Restate all of the entries exactly, dropping any pictures they hold.

+---+

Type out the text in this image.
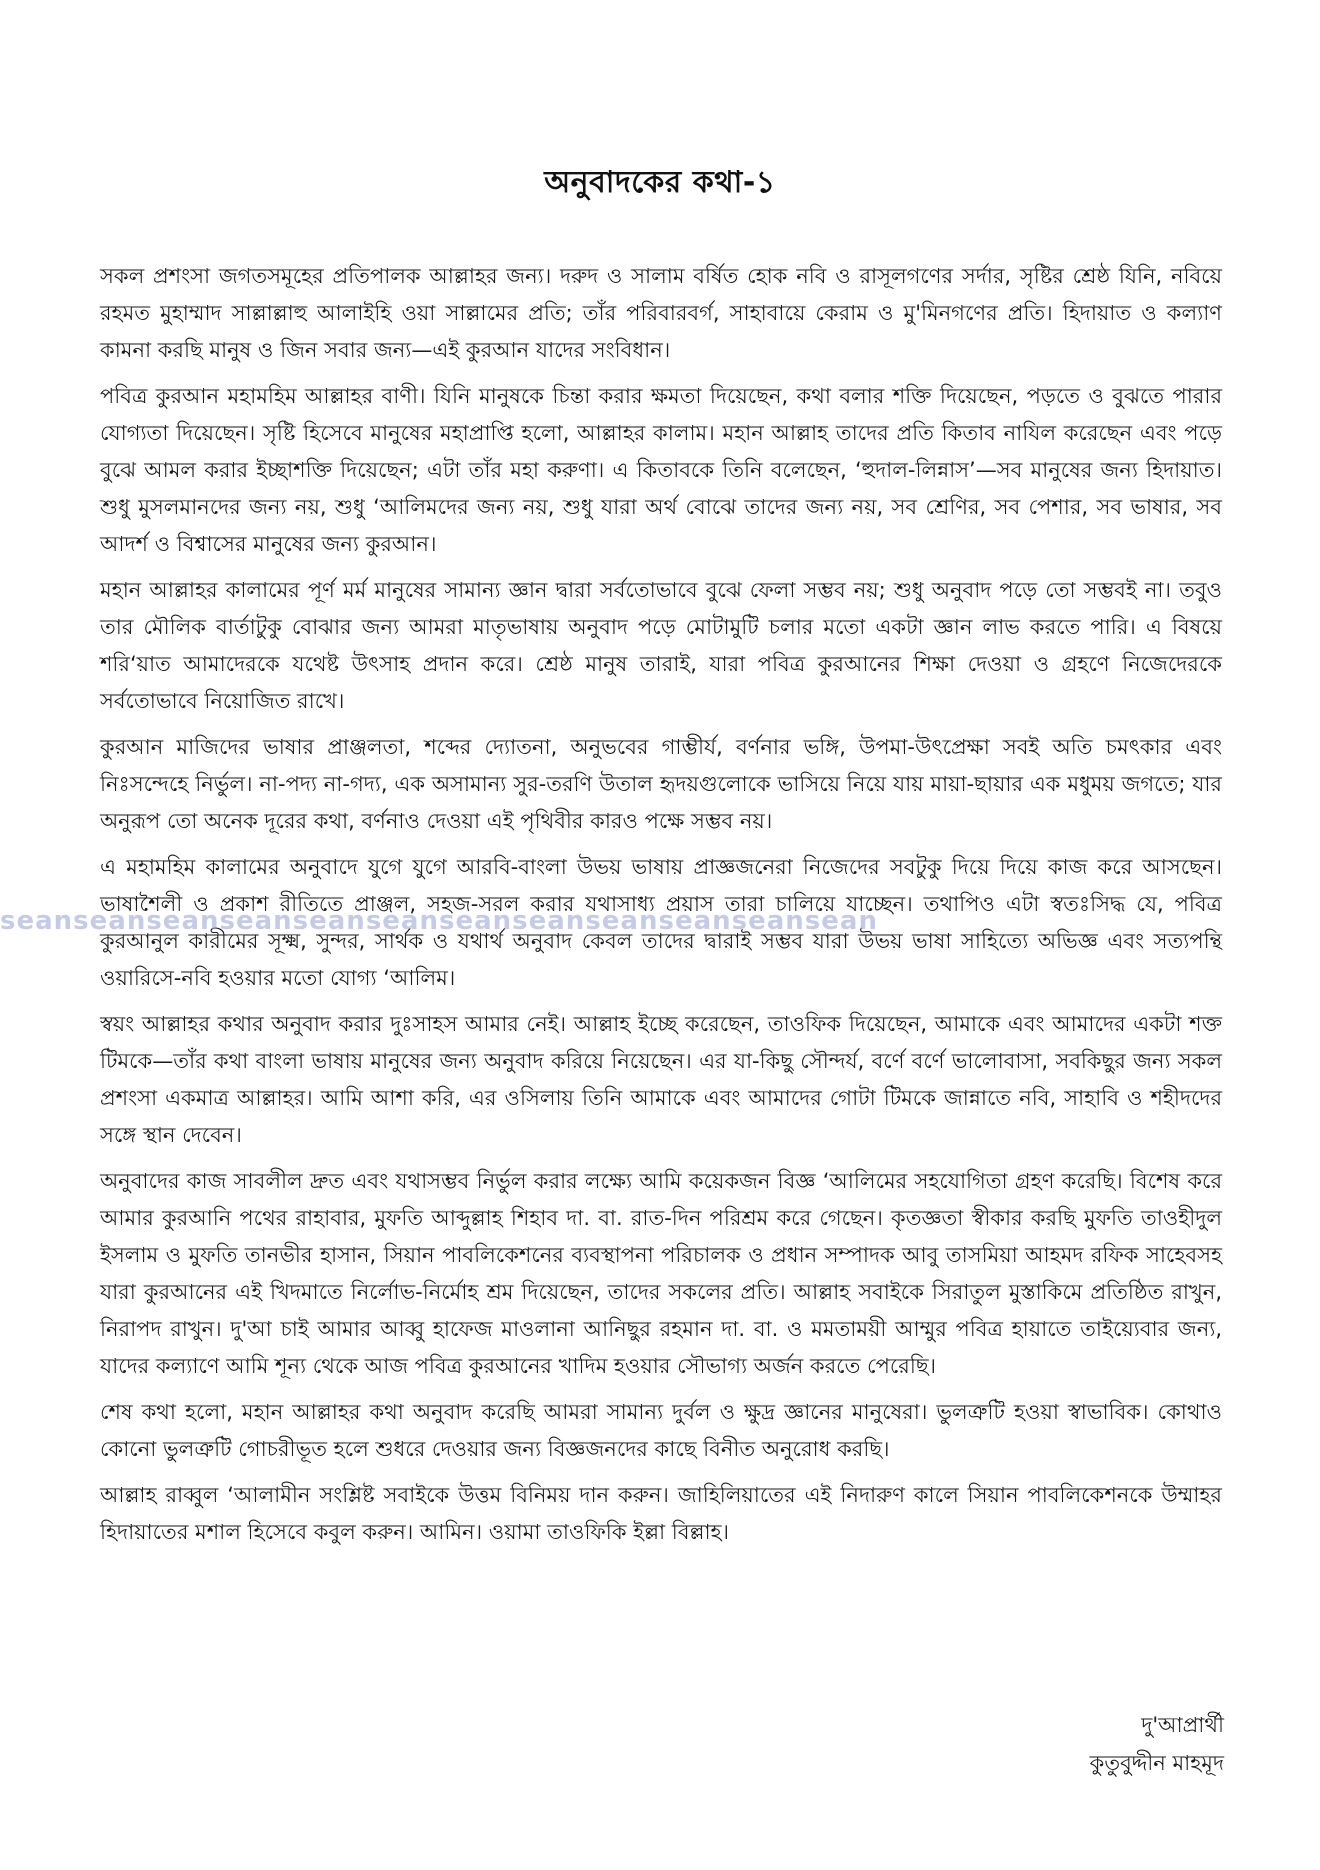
অনুবাদকের কথা-১

সকল প্রশংসা জগতসমূহের প্রতিপালক আল্লাহর জন্য। দরুদ ও সালাম বর্ষিত হোক নবি ও রাসূলগণের সর্দার, সৃষ্টির শ্রেষ্ঠ যিনি, নবিয়ে রহমত মুহাম্মাদ সাল্লাল্লাহু আলাইহি ওয়া সাল্লামের প্রতি; তাঁর পরিবারবর্গ, সাহাবায়ে কেরাম ও মু'মিনগণের প্রতি। হিদায়াত ও কল্যাণ কামনা করছি মানুষ ও জিন সবার জন্য—এই কুরআন যাদের সংবিধান।

পবিত্র কুরআন মহামহিম আল্লাহর বাণী। যিনি মানুষকে চিন্তা করার ক্ষমতা দিয়েছেন, কথা বলার শক্তি দিয়েছেন, পড়তে ও বুঝতে পারার যোগ্যতা দিয়েছেন। সৃষ্টি হিসেবে মানুষের মহাপ্রাপ্তি হলো, আল্লাহর কালাম। মহান আল্লাহ তাদের প্রতি কিতাব নাযিল করেছেন এবং পড়ে বুঝে আমল করার ইচ্ছাশক্তি দিয়েছেন; এটা তাঁর মহা করুণা। এ কিতাবকে তিনি বলেছেন, ‘হুদাল-লিন্নাস’—সব মানুষের জন্য হিদায়াত। শুধু মুসলমানদের জন্য নয়, শুধু ‘আলিমদের জন্য নয়, শুধু যারা অর্থ বোঝে তাদের জন্য নয়, সব শ্রেণির, সব পেশার, সব ভাষার, সব আদর্শ ও বিশ্বাসের মানুষের জন্য কুরআন।

মহান আল্লাহর কালামের পূর্ণ মর্ম মানুষের সামান্য জ্ঞান দ্বারা সর্বতোভাবে বুঝে ফেলা সম্ভব নয়; শুধু অনুবাদ পড়ে তো সম্ভবই না। তবুও তার মৌলিক বার্তাটুকু বোঝার জন্য আমরা মাতৃভাষায় অনুবাদ পড়ে মোটামুটি চলার মতো একটা জ্ঞান লাভ করতে পারি। এ বিষয়ে শরি‘য়াত আমাদেরকে যথেষ্ট উৎসাহ প্রদান করে। শ্রেষ্ঠ মানুষ তারাই, যারা পবিত্র কুরআনের শিক্ষা দেওয়া ও গ্রহণে নিজেদেরকে সর্বতোভাবে নিয়োজিত রাখে।

কুরআন মাজিদের ভাষার প্রাঞ্জলতা, শব্দের দ্যোতনা, অনুভবের গাম্ভীর্য, বর্ণনার ভঙ্গি, উপমা-উৎপ্রেক্ষা সবই অতি চমৎকার এবং নিঃসন্দেহে নির্ভুল। না-পদ্য না-গদ্য, এক অসামান্য সুর-তরণি উতাল হৃদয়গুলোকে ভাসিয়ে নিয়ে যায় মায়া-ছায়ার এক মধুময় জগতে; যার অনুরূপ তো অনেক দূরের কথা, বর্ণনাও দেওয়া এই পৃথিবীর কারও পক্ষে সম্ভব নয়।

এ মহামহিম কালামের অনুবাদে যুগে যুগে আরবি-বাংলা উভয় ভাষায় প্রাজ্ঞজনেরা নিজেদের সবটুকু দিয়ে দিয়ে কাজ করে আসছেন। ভাষাশৈলী ও প্রকাশ রীতিতে প্রাঞ্জল, সহজ-সরল করার যথাসাধ্য প্রয়াস তারা চালিয়ে যাচ্ছেন। তথাপিও এটা স্বতঃসিদ্ধ যে, পবিত্র কুরআনুল কারীমের সূক্ষ্ম, সুন্দর, সার্থক ও যথার্থ অনুবাদ কেবল তাদের দ্বারাই সম্ভব যারা উভয় ভাষা সাহিত্যে অভিজ্ঞ এবং সত্যপন্থি ওয়ারিসে-নবি হওয়ার মতো যোগ্য ‘আলিম।

স্বয়ং আল্লাহর কথার অনুবাদ করার দুঃসাহস আমার নেই। আল্লাহ ইচ্ছে করেছেন, তাওফিক দিয়েছেন, আমাকে এবং আমাদের একটা শক্ত টিমকে—তাঁর কথা বাংলা ভাষায় মানুষের জন্য অনুবাদ করিয়ে নিয়েছেন। এর যা-কিছু সৌন্দর্য, বর্ণে বর্ণে ভালোবাসা, সবকিছুর জন্য সকল প্রশংসা একমাত্র আল্লাহর। আমি আশা করি, এর ওসিলায় তিনি আমাকে এবং আমাদের গোটা টিমকে জান্নাতে নবি, সাহাবি ও শহীদদের সঙ্গে স্থান দেবেন।

অনুবাদের কাজ সাবলীল দ্রুত এবং যথাসম্ভব নির্ভুল করার লক্ষ্যে আমি কয়েকজন বিজ্ঞ ‘আলিমের সহযোগিতা গ্রহণ করেছি। বিশেষ করে আমার কুরআনি পথের রাহাবার, মুফতি আব্দুল্লাহ শিহাব দা. বা. রাত-দিন পরিশ্রম করে গেছেন। কৃতজ্ঞতা স্বীকার করছি মুফতি তাওহীদুল ইসলাম ও মুফতি তানভীর হাসান, সিয়ান পাবলিকেশনের ব্যবস্থাপনা পরিচালক ও প্রধান সম্পাদক আবু তাসমিয়া আহমদ রফিক সাহেবসহ যারা কুরআনের এই খিদমাতে নির্লোভ-নির্মোহ শ্রম দিয়েছেন, তাদের সকলের প্রতি। আল্লাহ সবাইকে সিরাতুল মুস্তাকিমে প্রতিষ্ঠিত রাখুন, নিরাপদ রাখুন। দু'আ চাই আমার আব্বু হাফেজ মাওলানা আনিছুর রহমান দা. বা. ও মমতাময়ী আম্মুর পবিত্র হায়াতে তাইয়্যেবার জন্য, যাদের কল্যাণে আমি শূন্য থেকে আজ পবিত্র কুরআনের খাদিম হওয়ার সৌভাগ্য অর্জন করতে পেরেছি।

শেষ কথা হলো, মহান আল্লাহর কথা অনুবাদ করেছি আমরা সামান্য দুর্বল ও ক্ষুদ্র জ্ঞানের মানুষেরা। ভুলত্রুটি হওয়া স্বাভাবিক। কোথাও কোনো ভুলত্রুটি গোচরীভূত হলে শুধরে দেওয়ার জন্য বিজ্ঞজনদের কাছে বিনীত অনুরোধ করছি।

আল্লাহ রাব্বুল ‘আলামীন সংশ্লিষ্ট সবাইকে উত্তম বিনিময় দান করুন। জাহিলিয়াতের এই নিদারুণ কালে সিয়ান পাবলিকেশনকে উম্মাহর হিদায়াতের মশাল হিসেবে কবুল করুন। আমিন। ওয়ামা তাওফিকি ইল্লা বিল্লাহ।

seanseanseanseanseanseanseanseanseanseanseansean
দু'আপ্রার্থী
কুতুবুদ্দীন মাহমূদ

+---+

## Task output
Type out the text in this image.
অনুবাদকের কথা-১

সকল প্রশংসা জগতসমূহের প্রতিপালক আল্লাহর জন্য। দরুদ ও সালাম বর্ষিত হোক নবি ও রাসূলগণের সর্দার, সৃষ্টির শ্রেষ্ঠ যিনি, নবিয়ে রহমত মুহাম্মাদ সাল্লাল্লাহু আলাইহি ওয়া সাল্লামের প্রতি; তাঁর পরিবারবর্গ, সাহাবায়ে কেরাম ও মু'মিনগণের প্রতি। হিদায়াত ও কল্যাণ কামনা করছি মানুষ ও জিন সবার জন্য—এই কুরআন যাদের সংবিধান।

পবিত্র কুরআন মহামহিম আল্লাহর বাণী। যিনি মানুষকে চিন্তা করার ক্ষমতা দিয়েছেন, কথা বলার শক্তি দিয়েছেন, পড়তে ও বুঝতে পারার যোগ্যতা দিয়েছেন। সৃষ্টি হিসেবে মানুষের মহাপ্রাপ্তি হলো, আল্লাহর কালাম। মহান আল্লাহ তাদের প্রতি কিতাব নাযিল করেছেন এবং পড়ে বুঝে আমল করার ইচ্ছাশক্তি দিয়েছেন; এটা তাঁর মহা করুণা। এ কিতাবকে তিনি বলেছেন, ‘হুদাল-লিন্নাস’—সব মানুষের জন্য হিদায়াত। শুধু মুসলমানদের জন্য নয়, শুধু ‘আলিমদের জন্য নয়, শুধু যারা অর্থ বোঝে তাদের জন্য নয়, সব শ্রেণির, সব পেশার, সব ভাষার, সব আদর্শ ও বিশ্বাসের মানুষের জন্য কুরআন।

মহান আল্লাহর কালামের পূর্ণ মর্ম মানুষের সামান্য জ্ঞান দ্বারা সর্বতোভাবে বুঝে ফেলা সম্ভব নয়; শুধু অনুবাদ পড়ে তো সম্ভবই না। তবুও তার মৌলিক বার্তাটুকু বোঝার জন্য আমরা মাতৃভাষায় অনুবাদ পড়ে মোটামুটি চলার মতো একটা জ্ঞান লাভ করতে পারি। এ বিষয়ে শরি‘য়াত আমাদেরকে যথেষ্ট উৎসাহ প্রদান করে। শ্রেষ্ঠ মানুষ তারাই, যারা পবিত্র কুরআনের শিক্ষা দেওয়া ও গ্রহণে নিজেদেরকে সর্বতোভাবে নিয়োজিত রাখে।

কুরআন মাজিদের ভাষার প্রাঞ্জলতা, শব্দের দ্যোতনা, অনুভবের গাম্ভীর্য, বর্ণনার ভঙ্গি, উপমা-উৎপ্রেক্ষা সবই অতি চমৎকার এবং নিঃসন্দেহে নির্ভুল। না-পদ্য না-গদ্য, এক অসামান্য সুর-তরণি উতাল হৃদয়গুলোকে ভাসিয়ে নিয়ে যায় মায়া-ছায়ার এক মধুময় জগতে; যার অনুরূপ তো অনেক দূরের কথা, বর্ণনাও দেওয়া এই পৃথিবীর কারও পক্ষে সম্ভব নয়।

এ মহামহিম কালামের অনুবাদে যুগে যুগে আরবি-বাংলা উভয় ভাষায় প্রাজ্ঞজনেরা নিজেদের সবটুকু দিয়ে দিয়ে কাজ করে আসছেন। ভাষাশৈলী ও প্রকাশ রীতিতে প্রাঞ্জল, সহজ-সরল করার যথাসাধ্য প্রয়াস তারা চালিয়ে যাচ্ছেন। তথাপিও এটা স্বতঃসিদ্ধ যে, পবিত্র কুরআনুল কারীমের সূক্ষ্ম, সুন্দর, সার্থক ও যথার্থ অনুবাদ কেবল তাদের দ্বারাই সম্ভব যারা উভয় ভাষা সাহিত্যে অভিজ্ঞ এবং সত্যপন্থি ওয়ারিসে-নবি হওয়ার মতো যোগ্য ‘আলিম।

স্বয়ং আল্লাহর কথার অনুবাদ করার দুঃসাহস আমার নেই। আল্লাহ ইচ্ছে করেছেন, তাওফিক দিয়েছেন, আমাকে এবং আমাদের একটা শক্ত টিমকে—তাঁর কথা বাংলা ভাষায় মানুষের জন্য অনুবাদ করিয়ে নিয়েছেন। এর যা-কিছু সৌন্দর্য, বর্ণে বর্ণে ভালোবাসা, সবকিছুর জন্য সকল প্রশংসা একমাত্র আল্লাহর। আমি আশা করি, এর ওসিলায় তিনি আমাকে এবং আমাদের গোটা টিমকে জান্নাতে নবি, সাহাবি ও শহীদদের সঙ্গে স্থান দেবেন।

অনুবাদের কাজ সাবলীল দ্রুত এবং যথাসম্ভব নির্ভুল করার লক্ষ্যে আমি কয়েকজন বিজ্ঞ ‘আলিমের সহযোগিতা গ্রহণ করেছি। বিশেষ করে আমার কুরআনি পথের রাহাবার, মুফতি আব্দুল্লাহ শিহাব দা. বা. রাত-দিন পরিশ্রম করে গেছেন। কৃতজ্ঞতা স্বীকার করছি মুফতি তাওহীদুল ইসলাম ও মুফতি তানভীর হাসান, সিয়ান পাবলিকেশনের ব্যবস্থাপনা পরিচালক ও প্রধান সম্পাদক আবু তাসমিয়া আহমদ রফিক সাহেবসহ যারা কুরআনের এই খিদমাতে নির্লোভ-নির্মোহ শ্রম দিয়েছেন, তাদের সকলের প্রতি। আল্লাহ সবাইকে সিরাতুল মুস্তাকিমে প্রতিষ্ঠিত রাখুন, নিরাপদ রাখুন। দু'আ চাই আমার আব্বু হাফেজ মাওলানা আনিছুর রহমান দা. বা. ও মমতাময়ী আম্মুর পবিত্র হায়াতে তাইয়্যেবার জন্য, যাদের কল্যাণে আমি শূন্য থেকে আজ পবিত্র কুরআনের খাদিম হওয়ার সৌভাগ্য অর্জন করতে পেরেছি।

শেষ কথা হলো, মহান আল্লাহর কথা অনুবাদ করেছি আমরা সামান্য দুর্বল ও ক্ষুদ্র জ্ঞানের মানুষেরা। ভুলত্রুটি হওয়া স্বাভাবিক। কোথাও কোনো ভুলত্রুটি গোচরীভূত হলে শুধরে দেওয়ার জন্য বিজ্ঞজনদের কাছে বিনীত অনুরোধ করছি।

আল্লাহ রাব্বুল ‘আলামীন সংশ্লিষ্ট সবাইকে উত্তম বিনিময় দান করুন। জাহিলিয়াতের এই নিদারুণ কালে সিয়ান পাবলিকেশনকে উম্মাহর হিদায়াতের মশাল হিসেবে কবুল করুন। আমিন। ওয়ামা তাওফিকি ইল্লা বিল্লাহ।

seanseanseanseanseanseanseanseanseanseanseansean
দু'আপ্রার্থী
কুতুবুদ্দীন মাহমূদ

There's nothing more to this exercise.